▸ **Stated problem**:
Give only the number of lines in the data that include the string "明嘉靖十一年壬辰科".

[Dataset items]
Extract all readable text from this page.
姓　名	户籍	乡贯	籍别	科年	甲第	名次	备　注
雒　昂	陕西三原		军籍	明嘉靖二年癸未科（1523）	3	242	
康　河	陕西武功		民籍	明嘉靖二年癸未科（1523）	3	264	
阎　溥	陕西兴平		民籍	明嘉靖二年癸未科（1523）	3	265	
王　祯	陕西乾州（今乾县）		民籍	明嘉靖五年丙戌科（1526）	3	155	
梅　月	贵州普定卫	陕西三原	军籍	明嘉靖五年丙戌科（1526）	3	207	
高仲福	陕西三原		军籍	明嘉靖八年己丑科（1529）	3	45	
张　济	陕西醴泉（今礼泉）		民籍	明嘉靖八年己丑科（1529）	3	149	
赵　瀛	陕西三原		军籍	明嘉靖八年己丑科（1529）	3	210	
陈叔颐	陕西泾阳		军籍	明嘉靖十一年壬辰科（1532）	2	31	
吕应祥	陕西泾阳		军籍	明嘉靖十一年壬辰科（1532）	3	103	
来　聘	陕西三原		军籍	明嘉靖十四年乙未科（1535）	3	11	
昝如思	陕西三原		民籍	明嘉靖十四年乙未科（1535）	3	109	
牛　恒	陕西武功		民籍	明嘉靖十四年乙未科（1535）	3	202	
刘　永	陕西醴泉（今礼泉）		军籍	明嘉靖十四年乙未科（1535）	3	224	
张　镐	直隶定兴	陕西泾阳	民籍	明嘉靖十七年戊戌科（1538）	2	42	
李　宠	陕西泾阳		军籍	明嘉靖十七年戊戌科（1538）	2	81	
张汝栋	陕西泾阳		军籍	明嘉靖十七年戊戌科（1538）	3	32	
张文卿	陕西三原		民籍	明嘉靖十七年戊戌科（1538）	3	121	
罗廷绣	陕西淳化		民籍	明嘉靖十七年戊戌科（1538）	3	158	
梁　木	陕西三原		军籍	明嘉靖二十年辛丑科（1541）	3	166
* * *
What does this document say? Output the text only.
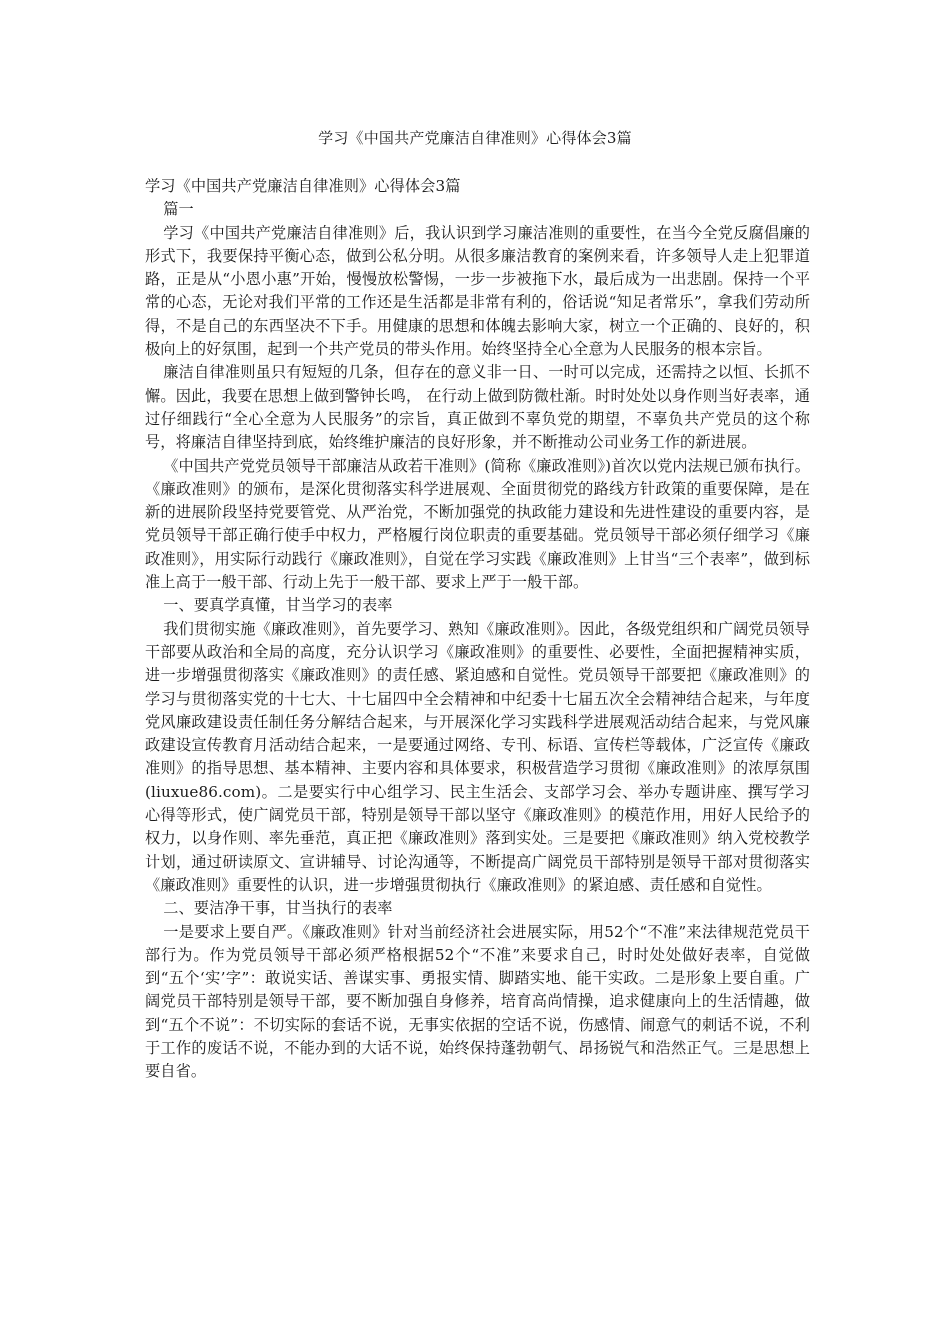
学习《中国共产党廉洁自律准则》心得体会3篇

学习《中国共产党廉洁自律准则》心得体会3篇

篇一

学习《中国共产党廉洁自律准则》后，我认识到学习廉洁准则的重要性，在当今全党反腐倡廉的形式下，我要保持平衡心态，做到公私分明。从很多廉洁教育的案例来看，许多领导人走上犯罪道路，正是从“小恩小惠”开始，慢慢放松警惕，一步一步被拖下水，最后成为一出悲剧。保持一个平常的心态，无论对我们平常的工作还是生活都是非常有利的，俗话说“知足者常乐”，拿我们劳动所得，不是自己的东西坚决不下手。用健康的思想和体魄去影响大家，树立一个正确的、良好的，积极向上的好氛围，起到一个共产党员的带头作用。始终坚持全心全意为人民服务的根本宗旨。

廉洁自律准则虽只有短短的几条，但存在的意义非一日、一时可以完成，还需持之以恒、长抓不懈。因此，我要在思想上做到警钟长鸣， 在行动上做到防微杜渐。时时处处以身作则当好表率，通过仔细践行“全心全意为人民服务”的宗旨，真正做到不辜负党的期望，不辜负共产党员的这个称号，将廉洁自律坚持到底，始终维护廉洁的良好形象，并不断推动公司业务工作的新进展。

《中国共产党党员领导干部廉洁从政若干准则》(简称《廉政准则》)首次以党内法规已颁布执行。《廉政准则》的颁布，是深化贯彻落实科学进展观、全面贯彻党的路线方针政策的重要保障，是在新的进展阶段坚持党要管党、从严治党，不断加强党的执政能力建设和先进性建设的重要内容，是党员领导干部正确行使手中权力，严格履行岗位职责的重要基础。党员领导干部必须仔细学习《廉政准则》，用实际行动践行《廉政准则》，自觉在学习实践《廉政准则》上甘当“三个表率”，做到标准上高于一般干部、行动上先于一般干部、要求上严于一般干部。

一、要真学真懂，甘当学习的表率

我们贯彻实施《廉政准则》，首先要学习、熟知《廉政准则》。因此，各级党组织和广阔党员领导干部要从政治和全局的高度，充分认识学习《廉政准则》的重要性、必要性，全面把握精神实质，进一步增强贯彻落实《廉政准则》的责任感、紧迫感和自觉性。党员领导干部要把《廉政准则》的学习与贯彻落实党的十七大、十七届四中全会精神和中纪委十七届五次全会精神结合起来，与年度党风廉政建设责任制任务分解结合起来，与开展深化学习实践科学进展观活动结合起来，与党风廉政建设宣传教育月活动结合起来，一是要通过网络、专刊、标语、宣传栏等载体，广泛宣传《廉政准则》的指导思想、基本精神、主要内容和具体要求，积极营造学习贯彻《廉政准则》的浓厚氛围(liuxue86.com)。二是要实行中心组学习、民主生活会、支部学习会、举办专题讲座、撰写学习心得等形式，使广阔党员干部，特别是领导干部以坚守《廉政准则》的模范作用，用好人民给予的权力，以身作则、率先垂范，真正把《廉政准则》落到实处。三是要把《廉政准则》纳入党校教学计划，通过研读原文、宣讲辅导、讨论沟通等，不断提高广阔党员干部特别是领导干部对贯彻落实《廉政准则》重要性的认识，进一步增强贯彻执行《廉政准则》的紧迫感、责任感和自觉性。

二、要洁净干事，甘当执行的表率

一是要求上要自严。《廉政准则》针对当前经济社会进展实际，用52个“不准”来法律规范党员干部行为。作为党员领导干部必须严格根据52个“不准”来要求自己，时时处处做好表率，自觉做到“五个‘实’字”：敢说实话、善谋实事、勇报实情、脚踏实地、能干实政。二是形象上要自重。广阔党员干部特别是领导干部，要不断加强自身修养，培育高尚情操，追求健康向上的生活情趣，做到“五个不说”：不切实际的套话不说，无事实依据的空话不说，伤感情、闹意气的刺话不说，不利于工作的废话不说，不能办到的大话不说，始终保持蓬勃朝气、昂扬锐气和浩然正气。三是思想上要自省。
--
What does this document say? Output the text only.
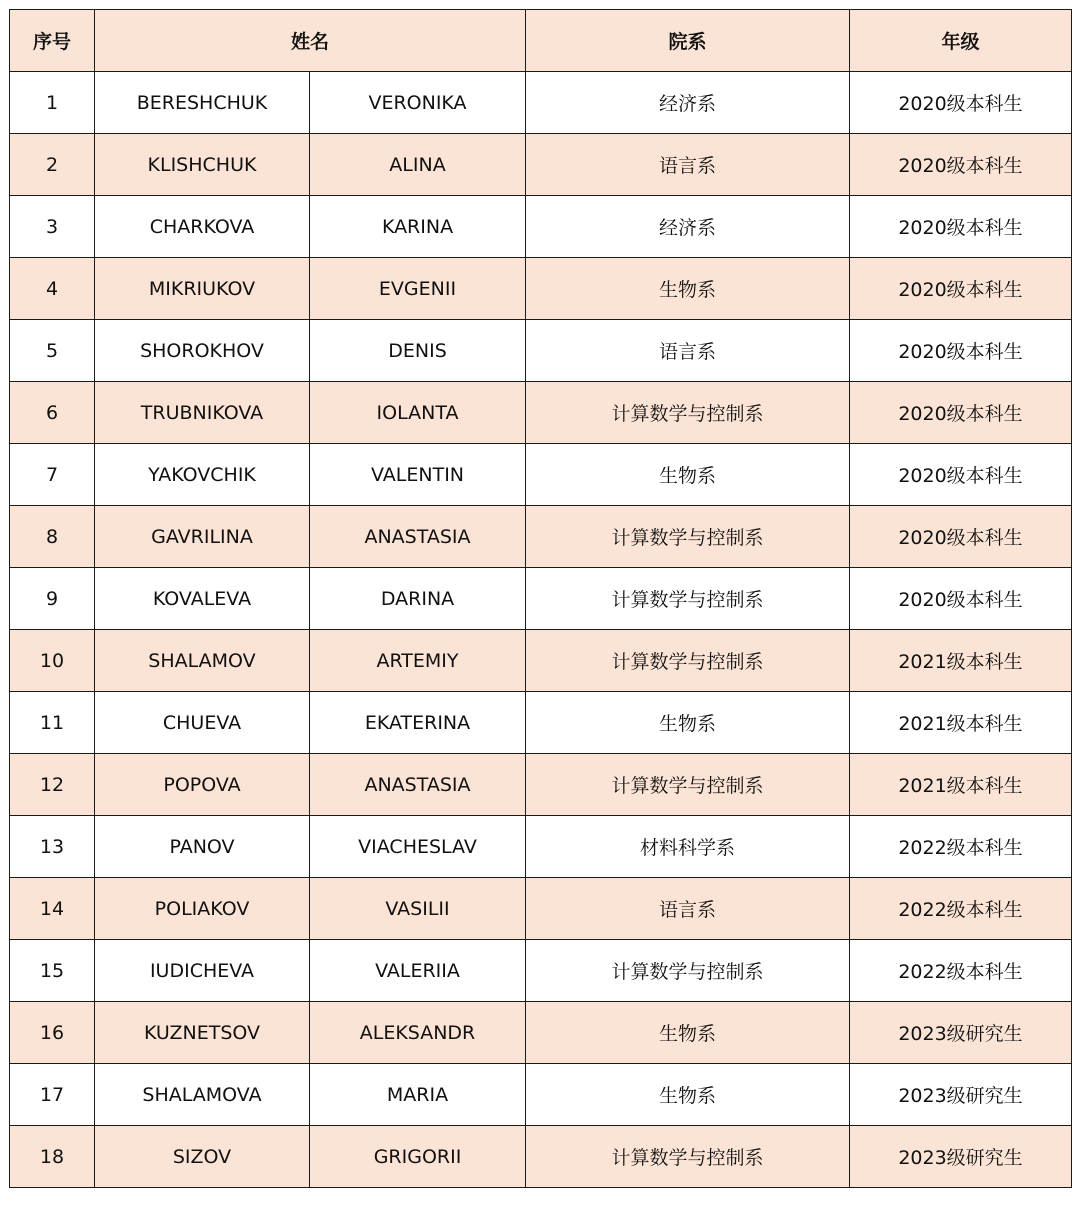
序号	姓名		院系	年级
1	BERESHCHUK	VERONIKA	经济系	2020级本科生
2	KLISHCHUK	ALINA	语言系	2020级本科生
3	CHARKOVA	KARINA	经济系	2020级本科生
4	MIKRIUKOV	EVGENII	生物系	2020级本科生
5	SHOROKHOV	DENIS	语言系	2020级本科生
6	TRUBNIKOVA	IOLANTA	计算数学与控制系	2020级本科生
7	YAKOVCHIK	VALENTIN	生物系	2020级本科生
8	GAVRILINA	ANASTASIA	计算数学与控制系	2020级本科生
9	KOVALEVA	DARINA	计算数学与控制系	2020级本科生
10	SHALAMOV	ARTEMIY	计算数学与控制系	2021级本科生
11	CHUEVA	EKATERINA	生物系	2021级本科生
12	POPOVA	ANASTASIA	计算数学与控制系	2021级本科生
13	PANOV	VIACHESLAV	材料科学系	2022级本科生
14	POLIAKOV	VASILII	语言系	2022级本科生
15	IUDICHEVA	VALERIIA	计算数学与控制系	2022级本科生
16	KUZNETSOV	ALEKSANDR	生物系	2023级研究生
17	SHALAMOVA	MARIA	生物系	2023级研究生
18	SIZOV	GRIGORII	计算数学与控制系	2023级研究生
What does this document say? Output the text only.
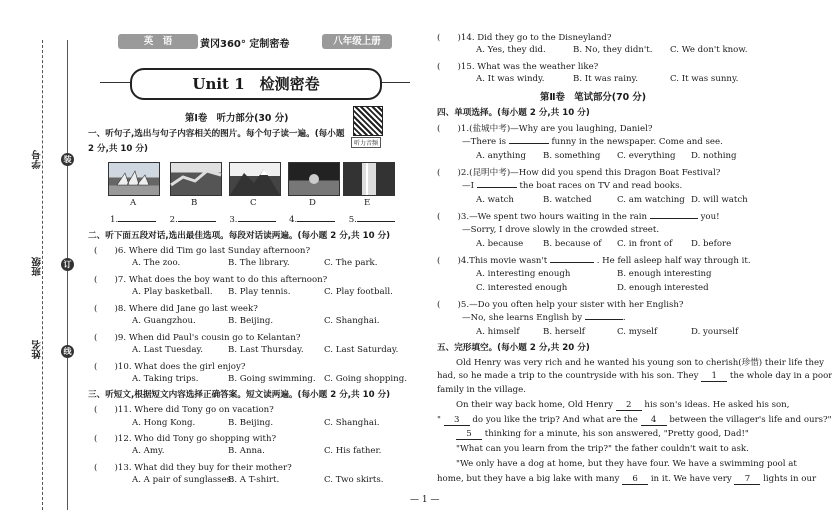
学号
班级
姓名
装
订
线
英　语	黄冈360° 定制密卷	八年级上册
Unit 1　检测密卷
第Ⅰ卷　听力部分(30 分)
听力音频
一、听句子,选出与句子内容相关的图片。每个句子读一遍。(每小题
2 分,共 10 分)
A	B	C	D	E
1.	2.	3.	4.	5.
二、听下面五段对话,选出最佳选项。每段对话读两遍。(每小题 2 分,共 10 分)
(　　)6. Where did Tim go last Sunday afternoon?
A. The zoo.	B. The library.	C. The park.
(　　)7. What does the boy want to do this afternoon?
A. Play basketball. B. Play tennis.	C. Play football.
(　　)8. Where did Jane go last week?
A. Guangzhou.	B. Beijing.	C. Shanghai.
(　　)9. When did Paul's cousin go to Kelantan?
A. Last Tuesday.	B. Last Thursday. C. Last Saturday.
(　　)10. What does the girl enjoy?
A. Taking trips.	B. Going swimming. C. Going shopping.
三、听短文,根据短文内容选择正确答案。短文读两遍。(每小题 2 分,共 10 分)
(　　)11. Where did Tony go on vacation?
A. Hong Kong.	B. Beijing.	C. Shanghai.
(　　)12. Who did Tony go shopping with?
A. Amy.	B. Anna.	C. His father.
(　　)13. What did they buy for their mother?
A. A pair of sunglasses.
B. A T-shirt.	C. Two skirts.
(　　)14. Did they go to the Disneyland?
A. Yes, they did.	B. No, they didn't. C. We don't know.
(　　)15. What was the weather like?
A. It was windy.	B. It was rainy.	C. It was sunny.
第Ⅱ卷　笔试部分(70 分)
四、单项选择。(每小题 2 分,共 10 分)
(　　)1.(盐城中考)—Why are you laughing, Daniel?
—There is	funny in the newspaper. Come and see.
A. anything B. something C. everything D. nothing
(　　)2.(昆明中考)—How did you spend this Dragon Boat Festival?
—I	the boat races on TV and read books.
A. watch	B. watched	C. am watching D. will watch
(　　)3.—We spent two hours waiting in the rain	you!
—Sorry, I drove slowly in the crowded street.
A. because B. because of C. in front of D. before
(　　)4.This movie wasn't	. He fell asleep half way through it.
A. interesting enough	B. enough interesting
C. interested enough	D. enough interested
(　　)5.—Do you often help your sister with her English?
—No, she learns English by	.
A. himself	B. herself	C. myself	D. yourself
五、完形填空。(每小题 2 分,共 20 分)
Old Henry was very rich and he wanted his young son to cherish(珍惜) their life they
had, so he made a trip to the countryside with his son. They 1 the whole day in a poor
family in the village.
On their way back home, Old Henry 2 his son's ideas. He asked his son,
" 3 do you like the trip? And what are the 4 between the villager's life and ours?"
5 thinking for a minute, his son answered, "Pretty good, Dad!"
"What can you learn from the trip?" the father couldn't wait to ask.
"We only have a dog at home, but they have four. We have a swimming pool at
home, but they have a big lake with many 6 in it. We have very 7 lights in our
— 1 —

▸ **Output for this task**:
2